**TASK TO CARRY OUT**
In your copy, include every line of the listing below exactly but none of the pictures.

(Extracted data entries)
————————
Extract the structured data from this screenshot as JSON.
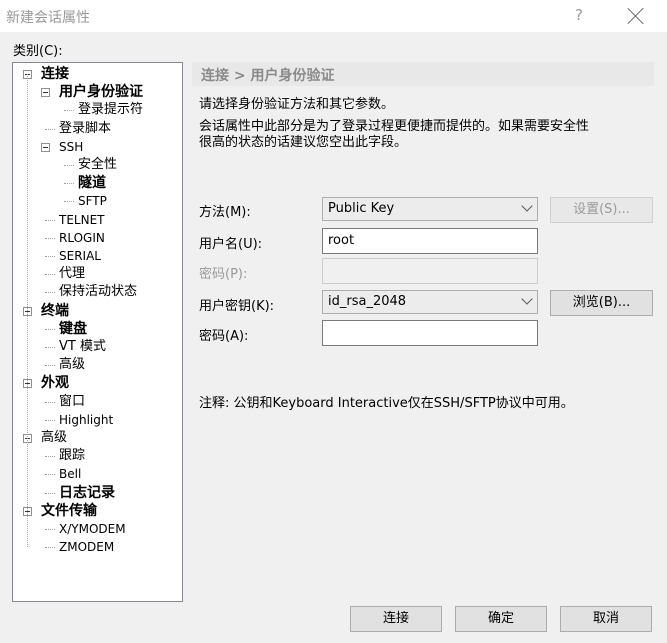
{
  "window": {
    "title": "新建会话属性",
    "help_label": "?"
  },
  "category": {
    "label": "类别(C):"
  },
  "tree": [
    {
      "label": "连接",
      "level": 0,
      "expander": true,
      "bold": true
    },
    {
      "label": "用户身份验证",
      "level": 1,
      "expander": true,
      "bold": true,
      "selected": true
    },
    {
      "label": "登录提示符",
      "level": 2
    },
    {
      "label": "登录脚本",
      "level": 1
    },
    {
      "label": "SSH",
      "level": 1,
      "expander": true,
      "small": true
    },
    {
      "label": "安全性",
      "level": 2
    },
    {
      "label": "隧道",
      "level": 2,
      "bold": true
    },
    {
      "label": "SFTP",
      "level": 2,
      "small": true
    },
    {
      "label": "TELNET",
      "level": 1,
      "small": true
    },
    {
      "label": "RLOGIN",
      "level": 1,
      "small": true
    },
    {
      "label": "SERIAL",
      "level": 1,
      "small": true
    },
    {
      "label": "代理",
      "level": 1
    },
    {
      "label": "保持活动状态",
      "level": 1
    },
    {
      "label": "终端",
      "level": 0,
      "expander": true,
      "bold": true
    },
    {
      "label": "键盘",
      "level": 1,
      "bold": true
    },
    {
      "label": "VT 模式",
      "level": 1
    },
    {
      "label": "高级",
      "level": 1
    },
    {
      "label": "外观",
      "level": 0,
      "expander": true,
      "bold": true
    },
    {
      "label": "窗口",
      "level": 1
    },
    {
      "label": "Highlight",
      "level": 1,
      "small": true
    },
    {
      "label": "高级",
      "level": 0,
      "expander": true
    },
    {
      "label": "跟踪",
      "level": 1
    },
    {
      "label": "Bell",
      "level": 1,
      "small": true
    },
    {
      "label": "日志记录",
      "level": 1,
      "bold": true
    },
    {
      "label": "文件传输",
      "level": 0,
      "expander": true,
      "bold": true
    },
    {
      "label": "X/YMODEM",
      "level": 1,
      "small": true
    },
    {
      "label": "ZMODEM",
      "level": 1,
      "small": true
    }
  ],
  "panel": {
    "header": "连接 > 用户身份验证",
    "desc1": "请选择身份验证方法和其它参数。",
    "desc2": "会话属性中此部分是为了登录过程更便捷而提供的。如果需要安全性",
    "desc3": "很高的状态的话建议您空出此字段。",
    "method_label": "方法(M):",
    "method_value": "Public Key",
    "setup_label": "设置(S)...",
    "username_label": "用户名(U):",
    "username_value": "root",
    "password_label": "密码(P):",
    "userkey_label": "用户密钥(K):",
    "userkey_value": "id_rsa_2048",
    "browse_label": "浏览(B)...",
    "passphrase_label": "密码(A):",
    "passphrase_value": "",
    "note": "注释: 公钥和Keyboard Interactive仅在SSH/SFTP协议中可用。"
  },
  "footer": {
    "connect_label": "连接",
    "ok_label": "确定",
    "cancel_label": "取消"
  }
}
————————
**THE OUTPUT**
Extract the structured data from this screenshot as JSON.
{
  "window": {
    "title": "新建会话属性",
    "help_label": "?"
  },
  "category": {
    "label": "类别(C):"
  },
  "tree": [
    {
      "label": "连接",
      "level": 0,
      "expander": true,
      "bold": true
    },
    {
      "label": "用户身份验证",
      "level": 1,
      "expander": true,
      "bold": true,
      "selected": true
    },
    {
      "label": "登录提示符",
      "level": 2
    },
    {
      "label": "登录脚本",
      "level": 1
    },
    {
      "label": "SSH",
      "level": 1,
      "expander": true,
      "small": true
    },
    {
      "label": "安全性",
      "level": 2
    },
    {
      "label": "隧道",
      "level": 2,
      "bold": true
    },
    {
      "label": "SFTP",
      "level": 2,
      "small": true
    },
    {
      "label": "TELNET",
      "level": 1,
      "small": true
    },
    {
      "label": "RLOGIN",
      "level": 1,
      "small": true
    },
    {
      "label": "SERIAL",
      "level": 1,
      "small": true
    },
    {
      "label": "代理",
      "level": 1
    },
    {
      "label": "保持活动状态",
      "level": 1
    },
    {
      "label": "终端",
      "level": 0,
      "expander": true,
      "bold": true
    },
    {
      "label": "键盘",
      "level": 1,
      "bold": true
    },
    {
      "label": "VT 模式",
      "level": 1
    },
    {
      "label": "高级",
      "level": 1
    },
    {
      "label": "外观",
      "level": 0,
      "expander": true,
      "bold": true
    },
    {
      "label": "窗口",
      "level": 1
    },
    {
      "label": "Highlight",
      "level": 1,
      "small": true
    },
    {
      "label": "高级",
      "level": 0,
      "expander": true
    },
    {
      "label": "跟踪",
      "level": 1
    },
    {
      "label": "Bell",
      "level": 1,
      "small": true
    },
    {
      "label": "日志记录",
      "level": 1,
      "bold": true
    },
    {
      "label": "文件传输",
      "level": 0,
      "expander": true,
      "bold": true
    },
    {
      "label": "X/YMODEM",
      "level": 1,
      "small": true
    },
    {
      "label": "ZMODEM",
      "level": 1,
      "small": true
    }
  ],
  "panel": {
    "header": "连接 > 用户身份验证",
    "desc1": "请选择身份验证方法和其它参数。",
    "desc2": "会话属性中此部分是为了登录过程更便捷而提供的。如果需要安全性",
    "desc3": "很高的状态的话建议您空出此字段。",
    "method_label": "方法(M):",
    "method_value": "Public Key",
    "setup_label": "设置(S)...",
    "username_label": "用户名(U):",
    "username_value": "root",
    "password_label": "密码(P):",
    "userkey_label": "用户密钥(K):",
    "userkey_value": "id_rsa_2048",
    "browse_label": "浏览(B)...",
    "passphrase_label": "密码(A):",
    "passphrase_value": "",
    "note": "注释: 公钥和Keyboard Interactive仅在SSH/SFTP协议中可用。"
  },
  "footer": {
    "connect_label": "连接",
    "ok_label": "确定",
    "cancel_label": "取消"
  }
}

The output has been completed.